### Records from a data collection:
###

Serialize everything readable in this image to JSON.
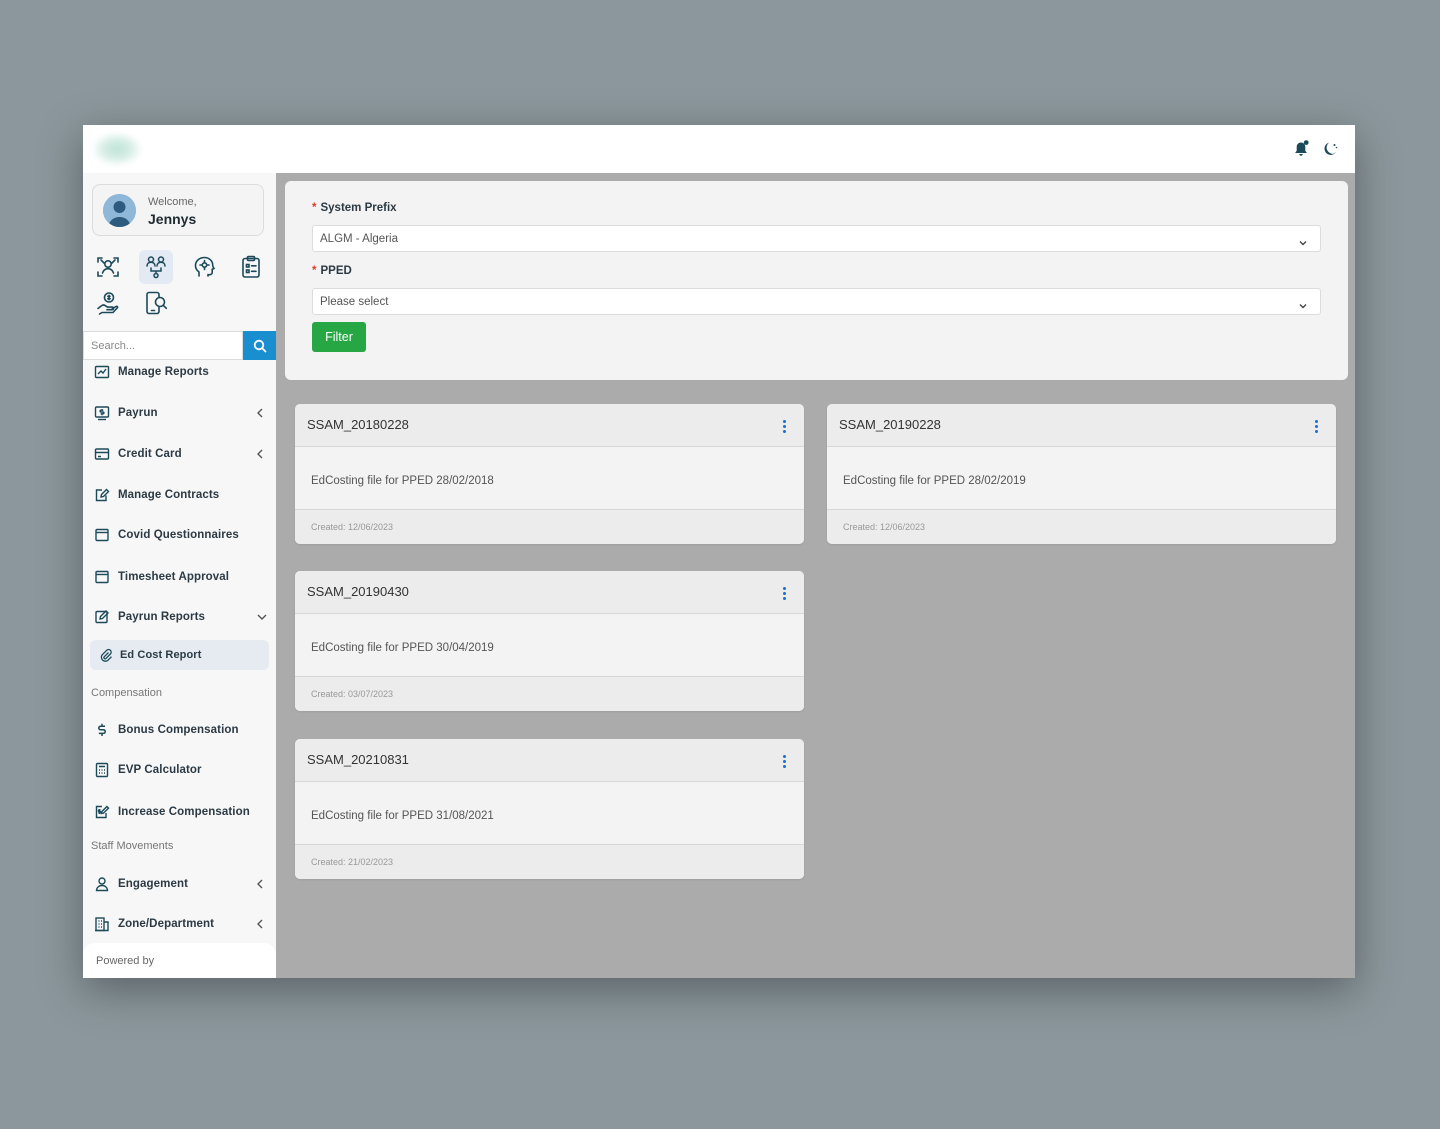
{
  "user": {
    "welcome_label": "Welcome,",
    "name": "Jennys"
  },
  "topbar": {
    "icons": [
      "bell-icon",
      "moon-icon"
    ]
  },
  "module_icons": [
    "face-scan-icon",
    "org-chart-icon",
    "head-gear-icon",
    "clipboard-icon",
    "hand-coin-icon",
    "device-search-icon"
  ],
  "search": {
    "placeholder": "Search..."
  },
  "nav": {
    "manage_reports": "Manage Reports",
    "payrun": "Payrun",
    "credit_card": "Credit Card",
    "manage_contracts": "Manage Contracts",
    "covid_questionnaires": "Covid Questionnaires",
    "timesheet_approval": "Timesheet Approval",
    "payrun_reports": "Payrun Reports",
    "ed_cost_report": "Ed Cost Report",
    "section_compensation": "Compensation",
    "bonus_compensation": "Bonus Compensation",
    "evp_calculator": "EVP Calculator",
    "increase_compensation": "Increase Compensation",
    "section_staff_movements": "Staff Movements",
    "engagement": "Engagement",
    "zone_department": "Zone/Department",
    "powered_by": "Powered by"
  },
  "filter": {
    "required_mark": "*",
    "system_prefix_label": "System Prefix",
    "system_prefix_value": "ALGM - Algeria",
    "pped_label": "PPED",
    "pped_placeholder": "Please select",
    "filter_button": "Filter"
  },
  "cards": [
    {
      "title": "SSAM_20180228",
      "description": "EdCosting file for PPED 28/02/2018",
      "created": "Created: 12/06/2023"
    },
    {
      "title": "SSAM_20190228",
      "description": "EdCosting file for PPED 28/02/2019",
      "created": "Created: 12/06/2023"
    },
    {
      "title": "SSAM_20190430",
      "description": "EdCosting file for PPED 30/04/2019",
      "created": "Created: 03/07/2023"
    },
    {
      "title": "SSAM_20210831",
      "description": "EdCosting file for PPED 31/08/2021",
      "created": "Created: 21/02/2023"
    }
  ],
  "colors": {
    "accent_blue": "#1a8fd0",
    "filter_green": "#27a744",
    "required_red": "#e0392b",
    "icon_dark": "#1c4a5a",
    "kebab_blue": "#1a6fd0"
  }
}
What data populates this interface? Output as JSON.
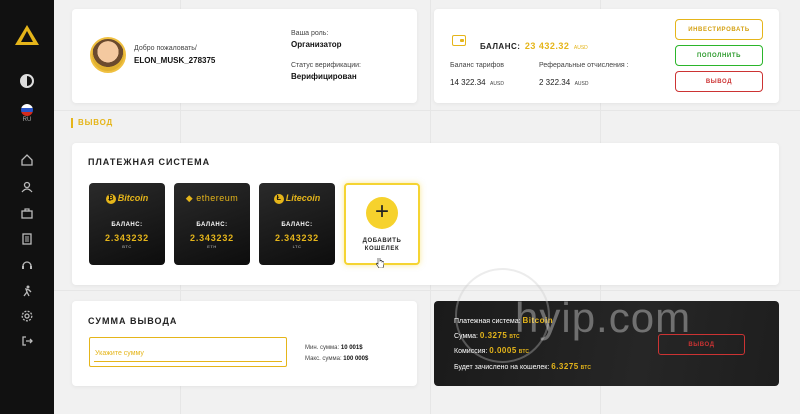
{
  "sidebar": {
    "logo": "logo-triangle",
    "language": "RU",
    "items": [
      "theme-toggle-icon",
      "language-flag-icon",
      "home-icon",
      "users-icon",
      "briefcase-icon",
      "document-icon",
      "support-icon",
      "running-icon",
      "settings-icon",
      "logout-icon"
    ]
  },
  "welcome": {
    "greeting": "Добро пожаловать/",
    "username": "ELON_MUSK_278375",
    "role_label": "Ваша роль:",
    "role_value": "Организатор",
    "verify_label": "Статус верификации:",
    "verify_value": "Верифицирован"
  },
  "balance": {
    "title": "БАЛАНС:",
    "amount": "23 432.32",
    "currency": "AUSD",
    "tariff_label": "Баланс тарифов",
    "tariff_value": "14 322.34",
    "tariff_currency": "AUSD",
    "referral_label": "Реферальные отчисления :",
    "referral_value": "2 322.34",
    "referral_currency": "AUSD",
    "invest_button": "ИНВЕСТИРОВАТЬ",
    "topup_button": "ПОПОЛНИТЬ",
    "withdraw_button": "ВЫВОД"
  },
  "section_title": "ВЫВОД",
  "payment": {
    "title": "ПЛАТЕЖНАЯ СИСТЕМА",
    "balance_label": "БАЛАНС:",
    "systems": [
      {
        "name": "Bitcoin",
        "value": "2.343232",
        "currency": "BTC"
      },
      {
        "name": "ethereum",
        "value": "2.343232",
        "currency": "ETH"
      },
      {
        "name": "Litecoin",
        "value": "2.343232",
        "currency": "LTC"
      }
    ],
    "add_wallet_line1": "ДОБАВИТЬ",
    "add_wallet_line2": "КОШЕЛЕК"
  },
  "withdraw_amount": {
    "title": "СУММА ВЫВОДА",
    "placeholder": "Укажите сумму",
    "min_label": "Мин. сумма:",
    "min_value": "10 001$",
    "max_label": "Макс. сумма:",
    "max_value": "100 000$"
  },
  "summary": {
    "system_label": "Платежная система:",
    "system_value": "Bitcoin",
    "sum_label": "Сумма:",
    "sum_value": "0.3275",
    "sum_currency": "BTC",
    "fee_label": "Комиссия:",
    "fee_value": "0.0005",
    "fee_currency": "BTC",
    "credited_label": "Будет зачислено на кошелек:",
    "credited_value": "6.3275",
    "credited_currency": "BTC",
    "withdraw_button": "ВЫВОД"
  },
  "watermark": "hyip.com",
  "colors": {
    "accent": "#e5b51a",
    "success": "#2bb52b",
    "danger": "#cc3333",
    "sidebar": "#111111"
  }
}
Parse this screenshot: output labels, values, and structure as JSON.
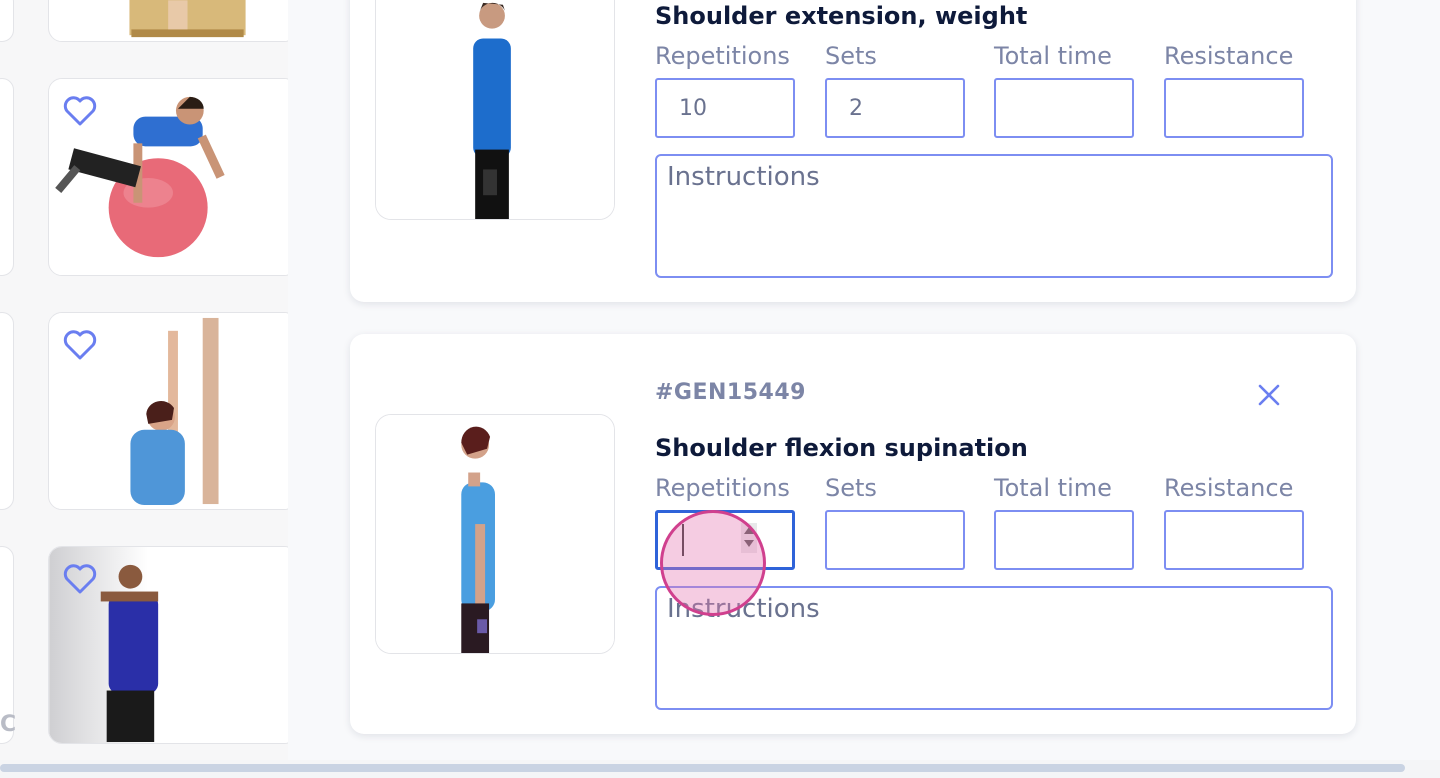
{
  "library": {
    "cards": [
      {
        "name": "bed-exercise"
      },
      {
        "name": "ball-prone-exercise"
      },
      {
        "name": "wall-arm-raise-exercise"
      },
      {
        "name": "wall-shoulder-stretch-exercise"
      }
    ],
    "fragment_letter": "C"
  },
  "exercises": [
    {
      "code": "",
      "title": "Shoulder extension, weight",
      "labels": {
        "repetitions": "Repetitions",
        "sets": "Sets",
        "total_time": "Total time",
        "resistance": "Resistance"
      },
      "values": {
        "repetitions": "10",
        "sets": "2",
        "total_time": "",
        "resistance": ""
      },
      "instructions_placeholder": "Instructions"
    },
    {
      "code": "#GEN15449",
      "title": "Shoulder flexion supination",
      "labels": {
        "repetitions": "Repetitions",
        "sets": "Sets",
        "total_time": "Total time",
        "resistance": "Resistance"
      },
      "values": {
        "repetitions": "",
        "sets": "",
        "total_time": "",
        "resistance": ""
      },
      "instructions_placeholder": "Instructions"
    }
  ],
  "colors": {
    "accent": "#7d8ef2",
    "focus": "#2f63d9",
    "label": "#7c85a6",
    "title": "#0e1a3a"
  },
  "icons": {
    "favorite": "heart-outline-icon",
    "remove": "close-icon"
  }
}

###

### What the task requires:
Write out the data precisely as given, excluding the pictures.

### Written response:
Serialize everything readable in this image to JSON.
{
  "user": {
    "welcome_label": "Welcome,",
    "name": "Jennys"
  },
  "topbar": {
    "icons": [
      "bell-icon",
      "moon-icon"
    ]
  },
  "module_icons": [
    "face-scan-icon",
    "org-chart-icon",
    "head-gear-icon",
    "clipboard-icon",
    "hand-coin-icon",
    "device-search-icon"
  ],
  "search": {
    "placeholder": "Search..."
  },
  "nav": {
    "manage_reports": "Manage Reports",
    "payrun": "Payrun",
    "credit_card": "Credit Card",
    "manage_contracts": "Manage Contracts",
    "covid_questionnaires": "Covid Questionnaires",
    "timesheet_approval": "Timesheet Approval",
    "payrun_reports": "Payrun Reports",
    "ed_cost_report": "Ed Cost Report",
    "section_compensation": "Compensation",
    "bonus_compensation": "Bonus Compensation",
    "evp_calculator": "EVP Calculator",
    "increase_compensation": "Increase Compensation",
    "section_staff_movements": "Staff Movements",
    "engagement": "Engagement",
    "zone_department": "Zone/Department",
    "powered_by": "Powered by"
  },
  "filter": {
    "required_mark": "*",
    "system_prefix_label": "System Prefix",
    "system_prefix_value": "ALGM - Algeria",
    "pped_label": "PPED",
    "pped_placeholder": "Please select",
    "filter_button": "Filter"
  },
  "cards": [
    {
      "title": "SSAM_20180228",
      "description": "EdCosting file for PPED 28/02/2018",
      "created": "Created: 12/06/2023"
    },
    {
      "title": "SSAM_20190228",
      "description": "EdCosting file for PPED 28/02/2019",
      "created": "Created: 12/06/2023"
    },
    {
      "title": "SSAM_20190430",
      "description": "EdCosting file for PPED 30/04/2019",
      "created": "Created: 03/07/2023"
    },
    {
      "title": "SSAM_20210831",
      "description": "EdCosting file for PPED 31/08/2021",
      "created": "Created: 21/02/2023"
    }
  ],
  "colors": {
    "accent_blue": "#1a8fd0",
    "filter_green": "#27a744",
    "required_red": "#e0392b",
    "icon_dark": "#1c4a5a",
    "kebab_blue": "#1a6fd0"
  }
}
What data populates this interface? Output as JSON.
{
  "sidebar": {
    "logo": "logo-triangle",
    "language": "RU",
    "items": [
      "theme-toggle-icon",
      "language-flag-icon",
      "home-icon",
      "users-icon",
      "briefcase-icon",
      "document-icon",
      "support-icon",
      "running-icon",
      "settings-icon",
      "logout-icon"
    ]
  },
  "welcome": {
    "greeting": "Добро пожаловать/",
    "username": "ELON_MUSK_278375",
    "role_label": "Ваша роль:",
    "role_value": "Организатор",
    "verify_label": "Статус верификации:",
    "verify_value": "Верифицирован"
  },
  "balance": {
    "title": "БАЛАНС:",
    "amount": "23 432.32",
    "currency": "AUSD",
    "tariff_label": "Баланс тарифов",
    "tariff_value": "14 322.34",
    "tariff_currency": "AUSD",
    "referral_label": "Реферальные отчисления :",
    "referral_value": "2 322.34",
    "referral_currency": "AUSD",
    "invest_button": "ИНВЕСТИРОВАТЬ",
    "topup_button": "ПОПОЛНИТЬ",
    "withdraw_button": "ВЫВОД"
  },
  "section_title": "ВЫВОД",
  "payment": {
    "title": "ПЛАТЕЖНАЯ СИСТЕМА",
    "balance_label": "БАЛАНС:",
    "systems": [
      {
        "name": "Bitcoin",
        "value": "2.343232",
        "currency": "BTC"
      },
      {
        "name": "ethereum",
        "value": "2.343232",
        "currency": "ETH"
      },
      {
        "name": "Litecoin",
        "value": "2.343232",
        "currency": "LTC"
      }
    ],
    "add_wallet_line1": "ДОБАВИТЬ",
    "add_wallet_line2": "КОШЕЛЕК"
  },
  "withdraw_amount": {
    "title": "СУММА ВЫВОДА",
    "placeholder": "Укажите сумму",
    "min_label": "Мин. сумма:",
    "min_value": "10 001$",
    "max_label": "Макс. сумма:",
    "max_value": "100 000$"
  },
  "summary": {
    "system_label": "Платежная система:",
    "system_value": "Bitcoin",
    "sum_label": "Сумма:",
    "sum_value": "0.3275",
    "sum_currency": "BTC",
    "fee_label": "Комиссия:",
    "fee_value": "0.0005",
    "fee_currency": "BTC",
    "credited_label": "Будет зачислено на кошелек:",
    "credited_value": "6.3275",
    "credited_currency": "BTC",
    "withdraw_button": "ВЫВОД"
  },
  "watermark": "hyip.com",
  "colors": {
    "accent": "#e5b51a",
    "success": "#2bb52b",
    "danger": "#cc3333",
    "sidebar": "#111111"
  }
}
Parse this screenshot: output labels, values, and structure as JSON.
{
  "library": {
    "cards": [
      {
        "name": "bed-exercise"
      },
      {
        "name": "ball-prone-exercise"
      },
      {
        "name": "wall-arm-raise-exercise"
      },
      {
        "name": "wall-shoulder-stretch-exercise"
      }
    ],
    "fragment_letter": "C"
  },
  "exercises": [
    {
      "code": "",
      "title": "Shoulder extension, weight",
      "labels": {
        "repetitions": "Repetitions",
        "sets": "Sets",
        "total_time": "Total time",
        "resistance": "Resistance"
      },
      "values": {
        "repetitions": "10",
        "sets": "2",
        "total_time": "",
        "resistance": ""
      },
      "instructions_placeholder": "Instructions"
    },
    {
      "code": "#GEN15449",
      "title": "Shoulder flexion supination",
      "labels": {
        "repetitions": "Repetitions",
        "sets": "Sets",
        "total_time": "Total time",
        "resistance": "Resistance"
      },
      "values": {
        "repetitions": "",
        "sets": "",
        "total_time": "",
        "resistance": ""
      },
      "instructions_placeholder": "Instructions"
    }
  ],
  "colors": {
    "accent": "#7d8ef2",
    "focus": "#2f63d9",
    "label": "#7c85a6",
    "title": "#0e1a3a"
  },
  "icons": {
    "favorite": "heart-outline-icon",
    "remove": "close-icon"
  }
}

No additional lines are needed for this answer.